— BEGIN Stored rows —
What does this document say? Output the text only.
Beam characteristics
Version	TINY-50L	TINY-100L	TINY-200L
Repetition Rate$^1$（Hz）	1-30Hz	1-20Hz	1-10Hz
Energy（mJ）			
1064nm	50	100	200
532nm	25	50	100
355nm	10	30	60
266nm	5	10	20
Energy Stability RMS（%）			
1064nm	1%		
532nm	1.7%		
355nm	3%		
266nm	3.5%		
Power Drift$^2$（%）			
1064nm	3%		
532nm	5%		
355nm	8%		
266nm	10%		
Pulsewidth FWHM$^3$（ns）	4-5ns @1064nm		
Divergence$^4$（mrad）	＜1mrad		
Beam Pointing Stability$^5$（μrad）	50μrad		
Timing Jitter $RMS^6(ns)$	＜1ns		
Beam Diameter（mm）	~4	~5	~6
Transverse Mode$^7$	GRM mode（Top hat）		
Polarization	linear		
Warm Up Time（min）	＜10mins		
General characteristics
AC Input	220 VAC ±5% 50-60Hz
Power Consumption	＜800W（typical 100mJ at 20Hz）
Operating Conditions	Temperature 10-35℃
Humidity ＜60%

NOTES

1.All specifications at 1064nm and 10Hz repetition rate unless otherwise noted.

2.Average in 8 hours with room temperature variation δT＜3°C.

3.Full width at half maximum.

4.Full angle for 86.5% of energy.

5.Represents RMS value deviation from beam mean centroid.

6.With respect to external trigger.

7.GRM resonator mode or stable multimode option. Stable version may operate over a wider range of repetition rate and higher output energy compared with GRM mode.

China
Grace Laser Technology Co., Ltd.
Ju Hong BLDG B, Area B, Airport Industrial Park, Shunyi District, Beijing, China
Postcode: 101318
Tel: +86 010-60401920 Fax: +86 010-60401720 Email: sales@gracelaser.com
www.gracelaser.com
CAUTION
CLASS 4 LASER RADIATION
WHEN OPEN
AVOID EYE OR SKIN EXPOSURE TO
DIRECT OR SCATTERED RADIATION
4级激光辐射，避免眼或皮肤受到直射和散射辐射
— END Stored rows —
**Task goal**
State how many lines in the entries above include the word "gracelaser"; reply with the number alone.

**Task result**
2